#### Task goal:
Can you output the records below exactly as they are written?

#### Extracted records:
-=-=-

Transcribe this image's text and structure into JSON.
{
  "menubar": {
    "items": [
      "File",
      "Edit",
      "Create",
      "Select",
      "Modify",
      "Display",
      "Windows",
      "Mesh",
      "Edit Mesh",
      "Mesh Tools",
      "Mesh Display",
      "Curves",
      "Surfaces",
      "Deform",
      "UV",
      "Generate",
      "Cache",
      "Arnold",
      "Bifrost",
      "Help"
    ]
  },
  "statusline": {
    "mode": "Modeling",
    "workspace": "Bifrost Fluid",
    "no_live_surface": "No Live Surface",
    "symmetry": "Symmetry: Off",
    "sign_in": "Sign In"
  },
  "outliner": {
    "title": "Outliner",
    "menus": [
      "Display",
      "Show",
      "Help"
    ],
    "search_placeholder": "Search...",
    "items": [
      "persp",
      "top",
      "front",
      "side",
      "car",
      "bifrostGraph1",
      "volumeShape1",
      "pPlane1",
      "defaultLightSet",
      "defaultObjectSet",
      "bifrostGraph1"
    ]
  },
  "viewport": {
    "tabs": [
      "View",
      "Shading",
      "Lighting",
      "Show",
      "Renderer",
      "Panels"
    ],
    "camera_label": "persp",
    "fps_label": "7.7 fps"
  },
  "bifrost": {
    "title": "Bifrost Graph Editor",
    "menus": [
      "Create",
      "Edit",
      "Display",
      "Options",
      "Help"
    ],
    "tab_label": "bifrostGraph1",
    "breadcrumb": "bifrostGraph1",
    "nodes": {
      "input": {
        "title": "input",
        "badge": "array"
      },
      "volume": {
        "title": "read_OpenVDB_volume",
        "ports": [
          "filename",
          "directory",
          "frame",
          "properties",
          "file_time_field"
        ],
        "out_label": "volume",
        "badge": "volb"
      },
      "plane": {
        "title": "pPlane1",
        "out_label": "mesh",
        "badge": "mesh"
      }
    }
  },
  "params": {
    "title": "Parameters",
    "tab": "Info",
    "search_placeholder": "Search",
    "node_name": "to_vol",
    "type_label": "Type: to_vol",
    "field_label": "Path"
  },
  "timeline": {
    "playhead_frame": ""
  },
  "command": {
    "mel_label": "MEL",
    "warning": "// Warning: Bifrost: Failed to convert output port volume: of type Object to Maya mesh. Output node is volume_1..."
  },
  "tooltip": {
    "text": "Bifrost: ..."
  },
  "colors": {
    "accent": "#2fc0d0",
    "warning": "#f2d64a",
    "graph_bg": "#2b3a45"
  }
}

-=-=-

#### Solution for this exercise:
Transcribe this image's text and structure into JSON.
{
  "menubar": {
    "items": [
      "File",
      "Edit",
      "Create",
      "Select",
      "Modify",
      "Display",
      "Windows",
      "Mesh",
      "Edit Mesh",
      "Mesh Tools",
      "Mesh Display",
      "Curves",
      "Surfaces",
      "Deform",
      "UV",
      "Generate",
      "Cache",
      "Arnold",
      "Bifrost",
      "Help"
    ]
  },
  "statusline": {
    "mode": "Modeling",
    "workspace": "Bifrost Fluid",
    "no_live_surface": "No Live Surface",
    "symmetry": "Symmetry: Off",
    "sign_in": "Sign In"
  },
  "outliner": {
    "title": "Outliner",
    "menus": [
      "Display",
      "Show",
      "Help"
    ],
    "search_placeholder": "Search...",
    "items": [
      "persp",
      "top",
      "front",
      "side",
      "car",
      "bifrostGraph1",
      "volumeShape1",
      "pPlane1",
      "defaultLightSet",
      "defaultObjectSet",
      "bifrostGraph1"
    ]
  },
  "viewport": {
    "tabs": [
      "View",
      "Shading",
      "Lighting",
      "Show",
      "Renderer",
      "Panels"
    ],
    "camera_label": "persp",
    "fps_label": "7.7 fps"
  },
  "bifrost": {
    "title": "Bifrost Graph Editor",
    "menus": [
      "Create",
      "Edit",
      "Display",
      "Options",
      "Help"
    ],
    "tab_label": "bifrostGraph1",
    "breadcrumb": "bifrostGraph1",
    "nodes": {
      "input": {
        "title": "input",
        "badge": "array"
      },
      "volume": {
        "title": "read_OpenVDB_volume",
        "ports": [
          "filename",
          "directory",
          "frame",
          "properties",
          "file_time_field"
        ],
        "out_label": "volume",
        "badge": "volb"
      },
      "plane": {
        "title": "pPlane1",
        "out_label": "mesh",
        "badge": "mesh"
      }
    }
  },
  "params": {
    "title": "Parameters",
    "tab": "Info",
    "search_placeholder": "Search",
    "node_name": "to_vol",
    "type_label": "Type: to_vol",
    "field_label": "Path"
  },
  "timeline": {
    "playhead_frame": ""
  },
  "command": {
    "mel_label": "MEL",
    "warning": "// Warning: Bifrost: Failed to convert output port volume: of type Object to Maya mesh. Output node is volume_1..."
  },
  "tooltip": {
    "text": "Bifrost: ..."
  },
  "colors": {
    "accent": "#2fc0d0",
    "warning": "#f2d64a",
    "graph_bg": "#2b3a45"
  }
}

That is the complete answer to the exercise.